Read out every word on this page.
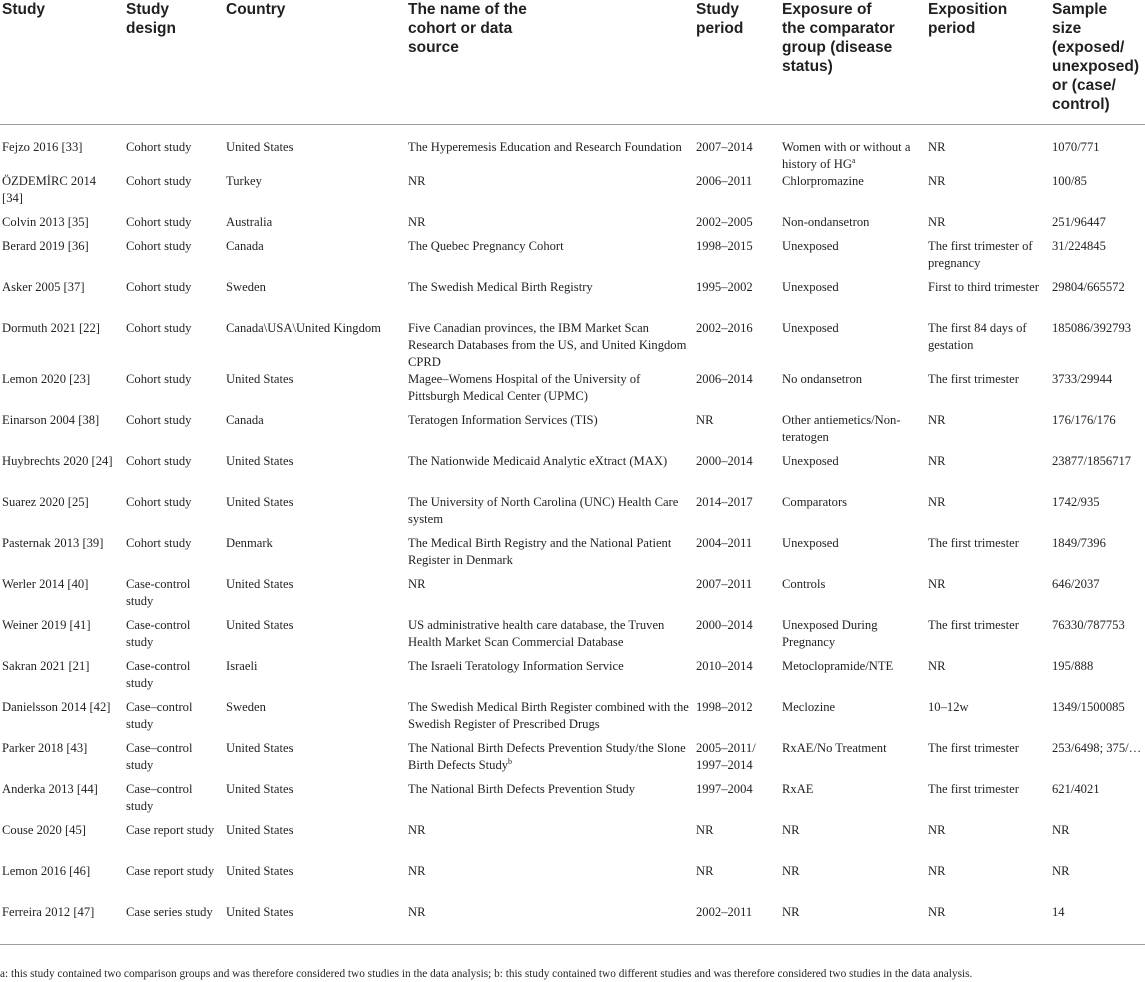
Study	Study design	Country	The name of the cohort or data source	Study period	Exposure of the comparator group (disease status)	Exposition period	Sample size (exposed/ unexposed) or (case/ control)
Fejzo 2016 [33]	Cohort study	United States	The Hyperemesis Education and Research Foundation	2007–2014	Women with or without a history of $HG^a$	NR	1070/771
ÖZDEMİRC 2014 [34]	Cohort study	Turkey	NR	2006–2011	Chlorpromazine	NR	100/85
Colvin 2013 [35]	Cohort study	Australia	NR	2002–2005	Non-ondansetron	NR	251/96447
Berard 2019 [36]	Cohort study	Canada	The Quebec Pregnancy Cohort	1998–2015	Unexposed	The first trimester of pregnancy	31/224845
Asker 2005 [37]	Cohort study	Sweden	The Swedish Medical Birth Registry	1995–2002	Unexposed	First to third trimester	29804/665572
Dormuth 2021 [22]	Cohort study	Canada\USA\United Kingdom	Five Canadian provinces, the IBM Market Scan Research Databases from the US, and United Kingdom CPRD	2002–2016	Unexposed	The first 84 days of gestation	185086/392793
Lemon 2020 [23]	Cohort study	United States	Magee–Womens Hospital of the University of Pittsburgh Medical Center (UPMC)	2006–2014	No ondansetron	The first trimester	3733/29944
Einarson 2004 [38]	Cohort study	Canada	Teratogen Information Services (TIS)	NR	Other antiemetics/Non-teratogen	NR	176/176/176
Huybrechts 2020 [24]	Cohort study	United States	The Nationwide Medicaid Analytic eXtract (MAX)	2000–2014	Unexposed	NR	23877/1856717
Suarez 2020 [25]	Cohort study	United States	The University of North Carolina (UNC) Health Care system	2014–2017	Comparators	NR	1742/935
Pasternak 2013 [39]	Cohort study	Denmark	The Medical Birth Registry and the National Patient Register in Denmark	2004–2011	Unexposed	The first trimester	1849/7396
Werler 2014 [40]	Case-control study	United States	NR	2007–2011	Controls	NR	646/2037
Weiner 2019 [41]	Case-control study	United States	US administrative health care database, the Truven Health Market Scan Commercial Database	2000–2014	Unexposed During Pregnancy	The first trimester	76330/787753
Sakran 2021 [21]	Case-control study	Israeli	The Israeli Teratology Information Service	2010–2014	Metoclopramide/NTE	NR	195/888
Danielsson 2014 [42]	Case–control study	Sweden	The Swedish Medical Birth Register combined with the Swedish Register of Prescribed Drugs	1998–2012	Meclozine	10–12w	1349/1500085
Parker 2018 [43]	Case–control study	United States	The National Birth Defects Prevention Study/the Slone Birth Defects Study$^b$	2005–2011/ 1997–2014	RxAE/No Treatment	The first trimester	253/6498; 375/…
Anderka 2013 [44]	Case–control study	United States	The National Birth Defects Prevention Study	1997–2004	RxAE	The first trimester	621/4021
Couse 2020 [45]	Case report study	United States	NR	NR	NR	NR	NR
Lemon 2016 [46]	Case report study	United States	NR	NR	NR	NR	NR
Ferreira 2012 [47]	Case series study	United States	NR	2002–2011	NR	NR	14
a: this study contained two comparison groups and was therefore considered two studies in the data analysis; b: this study contained two different studies and was therefore considered two studies in the data analysis.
──────────────────────────────
▶ **Written task**: Every record gets retyped exactly; no picture goes into the copy.

▶ **Expected answer**:
Read out every word on this page.
Study	Study design	Country	The name of the cohort or data source	Study period	Exposure of the comparator group (disease status)	Exposition period	Sample size (exposed/ unexposed) or (case/ control)
Fejzo 2016 [33]	Cohort study	United States	The Hyperemesis Education and Research Foundation	2007–2014	Women with or without a history of $HG^a$	NR	1070/771
ÖZDEMİRC 2014 [34]	Cohort study	Turkey	NR	2006–2011	Chlorpromazine	NR	100/85
Colvin 2013 [35]	Cohort study	Australia	NR	2002–2005	Non-ondansetron	NR	251/96447
Berard 2019 [36]	Cohort study	Canada	The Quebec Pregnancy Cohort	1998–2015	Unexposed	The first trimester of pregnancy	31/224845
Asker 2005 [37]	Cohort study	Sweden	The Swedish Medical Birth Registry	1995–2002	Unexposed	First to third trimester	29804/665572
Dormuth 2021 [22]	Cohort study	Canada\USA\United Kingdom	Five Canadian provinces, the IBM Market Scan Research Databases from the US, and United Kingdom CPRD	2002–2016	Unexposed	The first 84 days of gestation	185086/392793
Lemon 2020 [23]	Cohort study	United States	Magee–Womens Hospital of the University of Pittsburgh Medical Center (UPMC)	2006–2014	No ondansetron	The first trimester	3733/29944
Einarson 2004 [38]	Cohort study	Canada	Teratogen Information Services (TIS)	NR	Other antiemetics/Non-teratogen	NR	176/176/176
Huybrechts 2020 [24]	Cohort study	United States	The Nationwide Medicaid Analytic eXtract (MAX)	2000–2014	Unexposed	NR	23877/1856717
Suarez 2020 [25]	Cohort study	United States	The University of North Carolina (UNC) Health Care system	2014–2017	Comparators	NR	1742/935
Pasternak 2013 [39]	Cohort study	Denmark	The Medical Birth Registry and the National Patient Register in Denmark	2004–2011	Unexposed	The first trimester	1849/7396
Werler 2014 [40]	Case-control study	United States	NR	2007–2011	Controls	NR	646/2037
Weiner 2019 [41]	Case-control study	United States	US administrative health care database, the Truven Health Market Scan Commercial Database	2000–2014	Unexposed During Pregnancy	The first trimester	76330/787753
Sakran 2021 [21]	Case-control study	Israeli	The Israeli Teratology Information Service	2010–2014	Metoclopramide/NTE	NR	195/888
Danielsson 2014 [42]	Case–control study	Sweden	The Swedish Medical Birth Register combined with the Swedish Register of Prescribed Drugs	1998–2012	Meclozine	10–12w	1349/1500085
Parker 2018 [43]	Case–control study	United States	The National Birth Defects Prevention Study/the Slone Birth Defects Study$^b$	2005–2011/ 1997–2014	RxAE/No Treatment	The first trimester	253/6498; 375/…
Anderka 2013 [44]	Case–control study	United States	The National Birth Defects Prevention Study	1997–2004	RxAE	The first trimester	621/4021
Couse 2020 [45]	Case report study	United States	NR	NR	NR	NR	NR
Lemon 2016 [46]	Case report study	United States	NR	NR	NR	NR	NR
Ferreira 2012 [47]	Case series study	United States	NR	2002–2011	NR	NR	14
a: this study contained two comparison groups and was therefore considered two studies in the data analysis; b: this study contained two different studies and was therefore considered two studies in the data analysis.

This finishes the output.